#### PASSAGE
Bugs Bunny Scholarship Is a Wascally Wesearch Wabbit Hole is by the Editors of JSTOR Daily and aptly appears as part of their Research Rabbit Hole series of posts.

“What’s up, Doc? Dunno, but let’s see what the PhD’s are saying about everyone’s favorite rascally rabbit. As always on JSTOR Daily, the links to this quirky list of Bugs Bunny scholarship and other random mentions of him in the JSTOR database are free for all readers.
“The Signifying Rabbit
“In 1995, literary and cultural studies scholar Eric Savoy situated Bugs Bunny in the context of queer theory, recuperating him as a “queer cultural icon, a parodie diva, whose campy excesses and canny games are profoundly though tacitly indebted to the African-American rhetorical tradition of Signifying…as back-talk.” Once Savoy helped us see how Bugs sabotages binary logic, we fell in love with this essay, which is such a perfect amalgam of 90s cultural criticism.
“Bugs Bunny at Guantánamo
“According to the June 5, 1987 edition of the Guantánamo Gazette—part of a collection of US Government documents about Cuba that the University of Florida posted on JSTOR—CBS aired a full hour of Bugs Bunny at the Guantánamo base on Friday mornings. See the last page of this document, bottom right. See all the other documents in this collection for some serious inquiry into US-Cuba relations.

#### WHAT NEEDS TO BE DONE
Reproduce the passage from the words "Bugs Bunny Scholarship Is" through "for all readers.", swapping "Bugs Bunny" for "Daffy Duck" each time it occurs. Rely on the passage above and nothing else.

#### SUPPLIED DATA
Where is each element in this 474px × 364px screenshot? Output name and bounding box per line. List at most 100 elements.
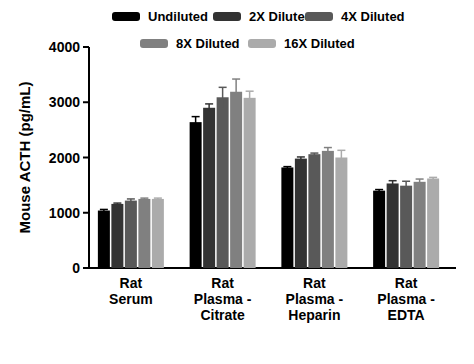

#### SOLUTION TO THE EXERCISE
Daffy Duck Scholarship Is a Wascally Wesearch Wabbit Hole is by the Editors of JSTOR Daily and aptly appears as part of their Research Rabbit Hole series of posts.

“What’s up, Doc? Dunno, but let’s see what the PhD’s are saying about everyone’s favorite rascally rabbit. As always on JSTOR Daily, the links to this quirky list of Daffy Duck scholarship and other random mentions of him in the JSTOR database are free for all readers.